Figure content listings
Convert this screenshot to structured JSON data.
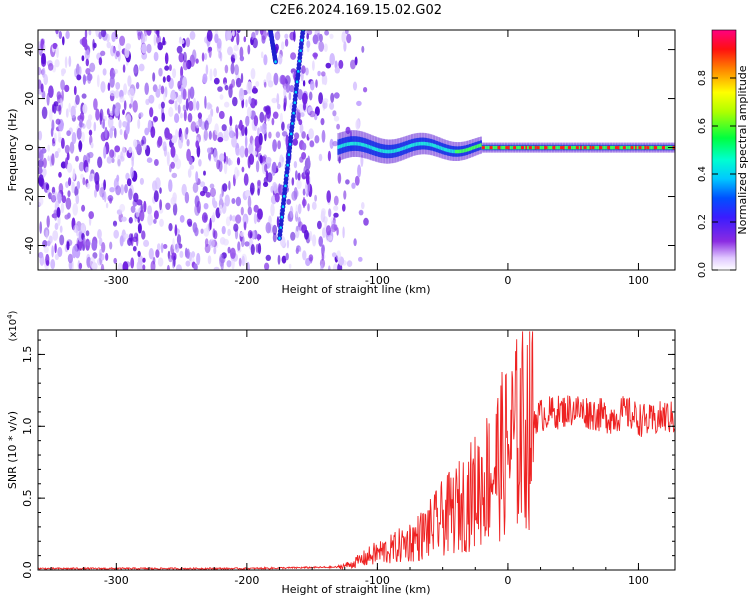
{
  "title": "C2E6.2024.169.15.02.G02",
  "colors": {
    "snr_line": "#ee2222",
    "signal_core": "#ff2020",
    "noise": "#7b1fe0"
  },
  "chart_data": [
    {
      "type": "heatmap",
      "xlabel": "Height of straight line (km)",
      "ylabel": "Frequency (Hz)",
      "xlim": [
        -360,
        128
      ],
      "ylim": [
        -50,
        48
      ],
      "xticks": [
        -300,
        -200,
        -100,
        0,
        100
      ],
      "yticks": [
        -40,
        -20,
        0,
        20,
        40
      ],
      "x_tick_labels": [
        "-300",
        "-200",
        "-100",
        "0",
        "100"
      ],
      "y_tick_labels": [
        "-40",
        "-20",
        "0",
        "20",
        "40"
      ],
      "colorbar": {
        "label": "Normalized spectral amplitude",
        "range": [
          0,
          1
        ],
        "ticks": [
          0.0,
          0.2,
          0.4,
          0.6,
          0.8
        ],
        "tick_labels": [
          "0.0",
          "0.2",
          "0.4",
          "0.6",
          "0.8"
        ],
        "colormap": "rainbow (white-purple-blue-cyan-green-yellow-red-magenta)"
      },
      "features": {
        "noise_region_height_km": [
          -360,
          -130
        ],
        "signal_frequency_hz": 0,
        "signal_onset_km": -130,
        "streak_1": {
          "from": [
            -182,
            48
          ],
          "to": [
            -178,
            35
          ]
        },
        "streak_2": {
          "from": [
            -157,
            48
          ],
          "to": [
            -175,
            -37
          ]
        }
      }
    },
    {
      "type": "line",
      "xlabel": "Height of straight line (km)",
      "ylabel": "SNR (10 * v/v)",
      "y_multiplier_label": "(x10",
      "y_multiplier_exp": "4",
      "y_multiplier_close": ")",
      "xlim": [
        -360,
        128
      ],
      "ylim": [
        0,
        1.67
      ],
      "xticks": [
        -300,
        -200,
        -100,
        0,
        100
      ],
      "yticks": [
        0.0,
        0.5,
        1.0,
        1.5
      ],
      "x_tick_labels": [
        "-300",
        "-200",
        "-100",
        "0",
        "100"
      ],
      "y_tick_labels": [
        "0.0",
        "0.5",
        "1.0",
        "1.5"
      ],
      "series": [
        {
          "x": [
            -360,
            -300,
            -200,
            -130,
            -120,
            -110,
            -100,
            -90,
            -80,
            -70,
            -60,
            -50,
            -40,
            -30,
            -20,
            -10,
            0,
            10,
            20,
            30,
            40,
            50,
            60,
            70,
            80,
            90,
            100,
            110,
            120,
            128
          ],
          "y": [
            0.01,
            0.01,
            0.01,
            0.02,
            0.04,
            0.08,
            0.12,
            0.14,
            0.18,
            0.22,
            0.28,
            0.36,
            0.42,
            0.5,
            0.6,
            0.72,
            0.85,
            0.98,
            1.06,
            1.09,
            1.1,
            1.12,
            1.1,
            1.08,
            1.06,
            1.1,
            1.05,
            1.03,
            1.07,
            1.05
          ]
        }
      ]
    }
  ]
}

What needs to be done:
Set the data above down again exactly as given, with no pictures.

Output of the exercise:
Convert this screenshot to structured JSON data.
{
  "title": "C2E6.2024.169.15.02.G02",
  "colors": {
    "snr_line": "#ee2222",
    "signal_core": "#ff2020",
    "noise": "#7b1fe0"
  },
  "chart_data": [
    {
      "type": "heatmap",
      "xlabel": "Height of straight line (km)",
      "ylabel": "Frequency (Hz)",
      "xlim": [
        -360,
        128
      ],
      "ylim": [
        -50,
        48
      ],
      "xticks": [
        -300,
        -200,
        -100,
        0,
        100
      ],
      "yticks": [
        -40,
        -20,
        0,
        20,
        40
      ],
      "x_tick_labels": [
        "-300",
        "-200",
        "-100",
        "0",
        "100"
      ],
      "y_tick_labels": [
        "-40",
        "-20",
        "0",
        "20",
        "40"
      ],
      "colorbar": {
        "label": "Normalized spectral amplitude",
        "range": [
          0,
          1
        ],
        "ticks": [
          0.0,
          0.2,
          0.4,
          0.6,
          0.8
        ],
        "tick_labels": [
          "0.0",
          "0.2",
          "0.4",
          "0.6",
          "0.8"
        ],
        "colormap": "rainbow (white-purple-blue-cyan-green-yellow-red-magenta)"
      },
      "features": {
        "noise_region_height_km": [
          -360,
          -130
        ],
        "signal_frequency_hz": 0,
        "signal_onset_km": -130,
        "streak_1": {
          "from": [
            -182,
            48
          ],
          "to": [
            -178,
            35
          ]
        },
        "streak_2": {
          "from": [
            -157,
            48
          ],
          "to": [
            -175,
            -37
          ]
        }
      }
    },
    {
      "type": "line",
      "xlabel": "Height of straight line (km)",
      "ylabel": "SNR (10 * v/v)",
      "y_multiplier_label": "(x10",
      "y_multiplier_exp": "4",
      "y_multiplier_close": ")",
      "xlim": [
        -360,
        128
      ],
      "ylim": [
        0,
        1.67
      ],
      "xticks": [
        -300,
        -200,
        -100,
        0,
        100
      ],
      "yticks": [
        0.0,
        0.5,
        1.0,
        1.5
      ],
      "x_tick_labels": [
        "-300",
        "-200",
        "-100",
        "0",
        "100"
      ],
      "y_tick_labels": [
        "0.0",
        "0.5",
        "1.0",
        "1.5"
      ],
      "series": [
        {
          "x": [
            -360,
            -300,
            -200,
            -130,
            -120,
            -110,
            -100,
            -90,
            -80,
            -70,
            -60,
            -50,
            -40,
            -30,
            -20,
            -10,
            0,
            10,
            20,
            30,
            40,
            50,
            60,
            70,
            80,
            90,
            100,
            110,
            120,
            128
          ],
          "y": [
            0.01,
            0.01,
            0.01,
            0.02,
            0.04,
            0.08,
            0.12,
            0.14,
            0.18,
            0.22,
            0.28,
            0.36,
            0.42,
            0.5,
            0.6,
            0.72,
            0.85,
            0.98,
            1.06,
            1.09,
            1.1,
            1.12,
            1.1,
            1.08,
            1.06,
            1.1,
            1.05,
            1.03,
            1.07,
            1.05
          ]
        }
      ]
    }
  ]
}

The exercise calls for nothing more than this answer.